Passage given
╭──

I’m in the process of setting up backups for my home server, and I feel like I’m swimming upstream. It makes me think I’m just taking the wrong approach.
I’m on a shoestring budget at the moment, so I won’t really be able to implement a 3-2-1 strategy just yet. I figure the most bang for my buck right now is to set up off-site backups to a cloud provider. I first decided to do a full-system backup in the hopes I could just restore it and immediately be up and running again. I’ve seen a lot of comments saying this is the wrong approach, although I haven’t seen anyone outline exactly why.
I then decided I would instead cherry-pick my backup locations instead. Then I started reading about backing up databases, and it seems you can’t just back up the data directory (or file in the case of SQLite) and call it good. You need to dump them first and backup the dumps.
So, now I’m configuring a docker-db-backup container to back each one of them up, finding database containers and SQLite databases and configuring a backup job for each one. Then, I hope to drop all of those dumps into a single location and back that up to the cloud. This means that, if I need to rebuild, I’ll have to restore the containers’ volumes, restore the backups, bring up new containers, and then restore each container’s backup into the new database. It’s pretty far from my initial hope of being able to restore all the files and start using the newly restored system.
Am I going down the wrong path here, or is this just the best way to do it?
You are looking for a disaster recovery plan. I believe you are going down the right path, but it’s something that will take time.
I backup important files to my local NAS or directly store them on the local NAS.
This NAS then backs up to an off site cloud backup provider BackBlaze B2 storage.
Finally, I have a virtual machine that has all the same directories mounted and backs up to a different cloud provider.
It’s not quite 3-2-1… but it works.
I only backup important files. I do not do full system backups for my windows clients. I do technically backup full Linux vms from within Proxmox to my NAS…but that’s because I’m lazy and didn’t write a backup script to back up specific files and such. The idea of being able to pull a full system image quickly from a cloud provider will bite you in the ass.
In theory, when backing up containers, you want to backup the configurations, data, and the databases… but you shouldn’t worry about backing up the container image. That can usually be pulled when necessary. I don’t store any of my docker container data in volumes… I use the folder mapping from host to directory in docker container… so I can just backup directories on the host instead of trying to figure out the best way to backup a randomly named docker volume. This way I know what I’m backing up for sure.
Any questions, just ask!
In regards to full system backups, there’s no real need to back up the OS itself. Canonical will give you a clean Ubuntu install if you ask then nice enough, after all. Personally, the risk of having to spend an afternoon reconfiguring my system isn’t that big a deal compared to the storage and time needed to back up an entire image.
I know systems generate a lot of “cruft” in terms of instslled programs and tweaked configurations over time which can be hard to keep track of and remember. But imo that should be avoided at all costs because it leads to compatibility and security issues.

╰──

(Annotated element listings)
╭──

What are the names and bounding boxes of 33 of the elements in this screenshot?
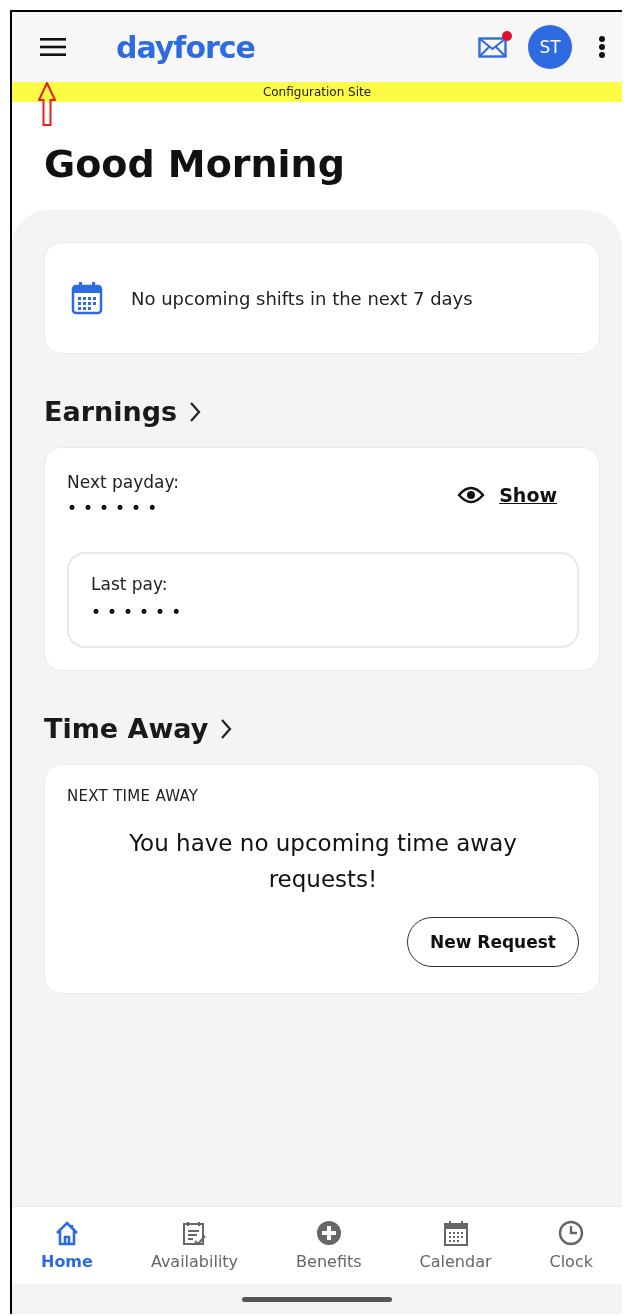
banner-text: Configuration Site [262, 85, 372, 99]
show-button[interactable]: Show [457, 484, 557, 506]
eye-icon [457, 485, 486, 505]
logo: dayforce [116, 29, 255, 65]
time-away-message: You have no upcoming time away requests! [128, 829, 518, 894]
time-away-link[interactable]: Time Away [44, 713, 233, 744]
calendar-icon [442, 1220, 469, 1246]
nav-tab[interactable]: Home [35, 1218, 99, 1273]
more-button[interactable] [596, 33, 608, 61]
earnings-link[interactable]: Earnings [44, 396, 202, 427]
clock-icon [558, 1220, 585, 1246]
nav-tab[interactable]: Calendar [413, 1218, 498, 1273]
more-icon [598, 35, 606, 59]
chevron-right-icon [189, 400, 202, 423]
next-payday-label: Next payday: [67, 472, 180, 492]
next-payday-value: •••••• [67, 498, 165, 518]
nav-tab[interactable]: Clock [543, 1218, 599, 1273]
calendar-icon [71, 281, 103, 315]
envelope-icon [478, 35, 508, 59]
next-time-away-caption: NEXT TIME AWAY [67, 787, 200, 805]
last-pay-label: Last pay: [91, 574, 169, 594]
messages-button[interactable] [476, 33, 510, 61]
nav-tab[interactable]: Benefits [290, 1218, 368, 1273]
last-pay-value: •••••• [91, 602, 189, 622]
greeting: Good Morning [44, 141, 346, 188]
arrow-icon [38, 82, 56, 126]
avatar-button[interactable]: ST [528, 25, 572, 69]
shifts-message: No upcoming shifts in the next 7 days [131, 287, 473, 309]
nav-tab[interactable]: Availability [144, 1218, 245, 1273]
menu-icon [40, 37, 66, 57]
plus-circle-icon [315, 1220, 342, 1246]
checklist-icon [181, 1220, 208, 1246]
chevron-right-icon [220, 717, 233, 740]
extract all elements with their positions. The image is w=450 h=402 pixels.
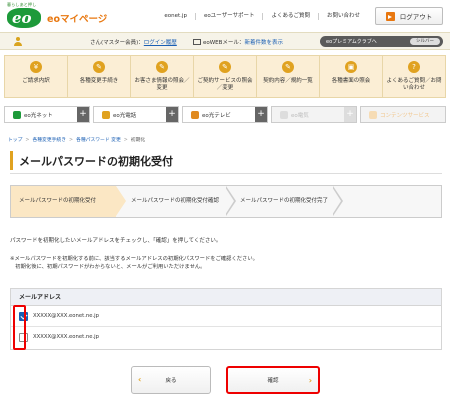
- back-button[interactable]: ‹ 戻る: [131, 366, 211, 394]
- mail-address: XXXXX@XXX.eonet.ne.jp: [33, 313, 100, 319]
- plus-icon: +: [344, 107, 356, 122]
- breadcrumb-top[interactable]: トップ: [8, 138, 22, 143]
- service-tabs: eo光ネット + eo光電話 + eo光テレビ + eo電気 + コンテンツサービス: [4, 106, 446, 123]
- progress-steps: メールパスワードの初期化受付 メールパスワードの初期化受付確認 メールパスワード…: [10, 185, 442, 218]
- tab-eo-net[interactable]: eo光ネット +: [4, 106, 90, 123]
- link-faq[interactable]: よくあるご質問: [262, 13, 318, 20]
- tab-eo-electric: eo電気 +: [271, 106, 357, 123]
- step-arrow: [225, 186, 236, 216]
- tab-eo-phone[interactable]: eo光電話 +: [93, 106, 179, 123]
- pencil-icon: ✎: [156, 61, 168, 73]
- instruction-text: パスワードを初期化したいメールアドレスをチェックし、「確認」を押してください。: [10, 238, 222, 244]
- logout-label: ログアウト: [399, 13, 433, 21]
- pencil-icon: ✎: [282, 61, 294, 73]
- electric-icon: [280, 110, 288, 119]
- plus-icon: +: [166, 107, 178, 122]
- tv-icon: [191, 110, 199, 119]
- premium-club-link[interactable]: eoプレミアムクラブへ シルバー: [320, 36, 443, 47]
- step-complete: メールパスワードの初期化受付完了: [240, 198, 329, 204]
- mail-address-table: メールアドレス XXXXX@XXX.eonet.ne.jp XXXXX@XXX.…: [10, 288, 442, 350]
- user-greeting: さん(マスター会員)：ログイン履歴: [90, 40, 177, 46]
- menu-services[interactable]: ✎ ご契約サービスの照会／変更: [194, 56, 257, 97]
- logout-icon: [385, 11, 395, 21]
- link-eonet[interactable]: eonet.jp: [156, 13, 195, 20]
- plus-icon: +: [77, 107, 89, 122]
- tab-content-service: コンテンツサービス: [360, 106, 446, 123]
- highlight-box: [13, 305, 26, 350]
- table-header: メールアドレス: [11, 289, 441, 306]
- caution-note: ※メールパスワードを初期化する前に、該当するメールアドレスの初期化パスワードをご…: [10, 256, 258, 270]
- menu-procedures[interactable]: ✎ 各種変更手続き: [68, 56, 131, 97]
- site-header: 暮らしあと押し eo eoマイページ eonet.jp eoユーザーサポート よ…: [0, 0, 450, 32]
- rank-badge: シルバー: [410, 38, 440, 45]
- breadcrumb-current: 初期化: [130, 138, 146, 143]
- step-current: メールパスワードの初期化受付: [11, 186, 126, 217]
- main-menu: ¥ ご請求内訳 ✎ 各種変更手続き ✎ お客さま情報の照会／変更 ✎ ご契約サービスの照…: [4, 55, 446, 98]
- chevron-right-icon: ›: [308, 376, 312, 385]
- user-bar: さん(マスター会員)：ログイン履歴 eoWEBメール：新着件数を表示 eoプレミ…: [0, 32, 450, 50]
- mail-address: XXXXX@XXX.eonet.ne.jp: [33, 334, 100, 340]
- tab-eo-tv[interactable]: eo光テレビ +: [182, 106, 268, 123]
- step-arrow: [332, 186, 343, 216]
- table-row[interactable]: XXXXX@XXX.eonet.ne.jp: [11, 306, 441, 327]
- link-contact[interactable]: お問い合わせ: [317, 13, 368, 20]
- step-confirm: メールパスワードの初期化受付確認: [131, 198, 220, 204]
- divider: [10, 173, 442, 174]
- site-name[interactable]: eoマイページ: [47, 11, 107, 25]
- menu-documents[interactable]: ▣ 各種書面の照会: [320, 56, 383, 97]
- chevron-left-icon: ‹: [138, 375, 142, 384]
- menu-customer-info[interactable]: ✎ お客さま情報の照会／変更: [131, 56, 194, 97]
- question-icon: ?: [408, 61, 420, 73]
- page-title: メールパスワードの初期化受付: [19, 155, 173, 168]
- content-icon: [369, 110, 377, 119]
- net-icon: [13, 110, 21, 119]
- title-accent: [10, 151, 13, 170]
- logout-button[interactable]: ログアウト: [375, 7, 443, 25]
- breadcrumb-password[interactable]: 各種パスワード 変更: [76, 138, 121, 143]
- plus-icon: +: [255, 107, 267, 122]
- pencil-icon: ✎: [93, 61, 105, 73]
- mail-icon: [193, 39, 201, 45]
- document-icon: ▣: [345, 61, 357, 73]
- menu-faq[interactable]: ? よくあるご質問／お問い合わせ: [383, 56, 445, 97]
- yen-icon: ¥: [30, 61, 42, 73]
- confirm-button[interactable]: 確認 ›: [226, 366, 320, 394]
- login-history-link[interactable]: ログイン履歴: [144, 40, 177, 46]
- top-links: eonet.jp eoユーザーサポート よくあるご質問 お問い合わせ: [156, 13, 368, 20]
- menu-billing[interactable]: ¥ ご請求内訳: [5, 56, 68, 97]
- webmail-status: eoWEBメール：新着件数を表示: [193, 38, 283, 46]
- mail-count-link[interactable]: 新着件数を表示: [244, 40, 283, 46]
- breadcrumb-procedures[interactable]: 各種変更手続き: [32, 138, 66, 143]
- user-icon: [14, 37, 22, 46]
- menu-contract[interactable]: ✎ 契約内容／規約一覧: [257, 56, 320, 97]
- table-row[interactable]: XXXXX@XXX.eonet.ne.jp: [11, 327, 441, 348]
- eo-logo[interactable]: eo: [7, 8, 41, 28]
- breadcrumb: トップ > 各種変更手続き > 各種パスワード 変更 > 初期化: [8, 138, 146, 143]
- pencil-icon: ✎: [219, 61, 231, 73]
- link-user-support[interactable]: eoユーザーサポート: [194, 13, 263, 20]
- phone-icon: [102, 110, 110, 119]
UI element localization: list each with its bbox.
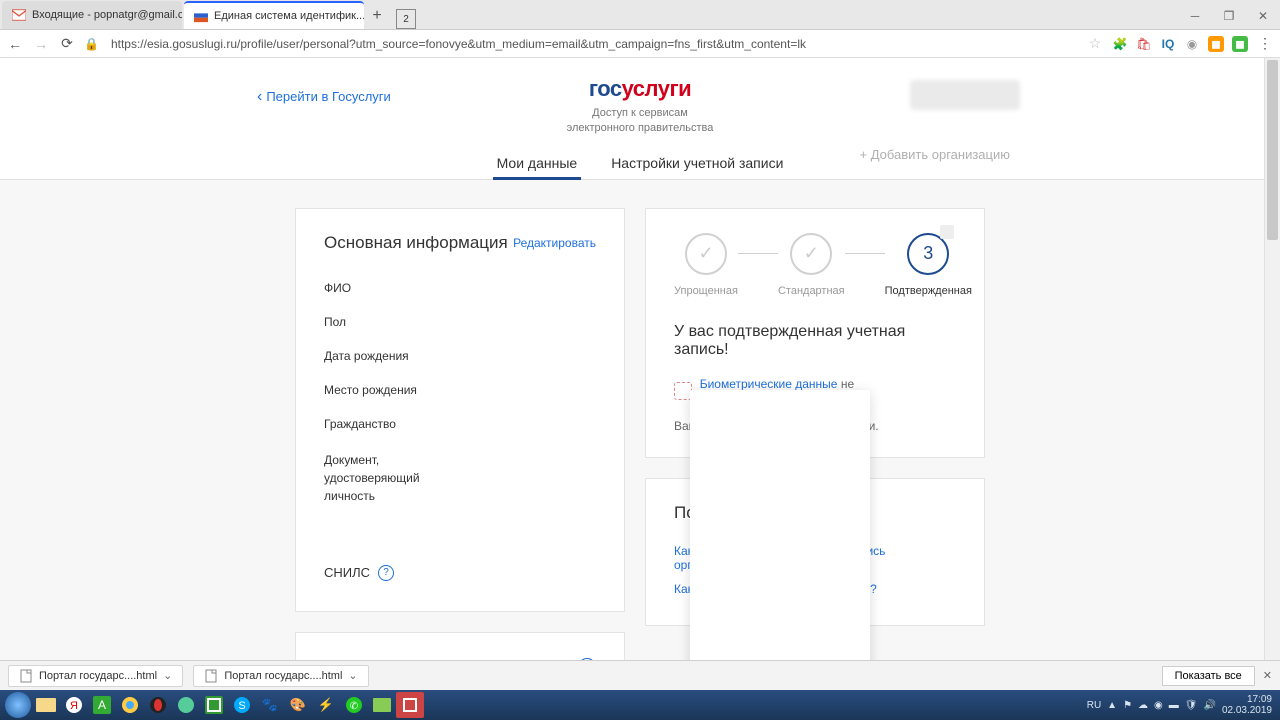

╰──

Written tasks
a - Rewrite the backup discussion from "Finally, I have" up to and including "but it works.", replacing "virtual machine" with "spare laptop".
b - Answer these questions from the backup discussion:
(i) To which off-site cloud backup provider does the NAS back up?
(ii) What container is being configured to back up each database?
(iii) What kind of install does Canonical give you if you ask nicely enough?
Work only from the backup discussion and leave the material aside.

Response list
a -
Finally, I have a spare laptop that has all the same directories mounted and backs up to a different cloud provider.
It’s not quite 3-2-1… but it works.

b -
(i) BackBlaze B2 storage.
(ii) A docker-db-backup container.
(iii) A clean Ubuntu install.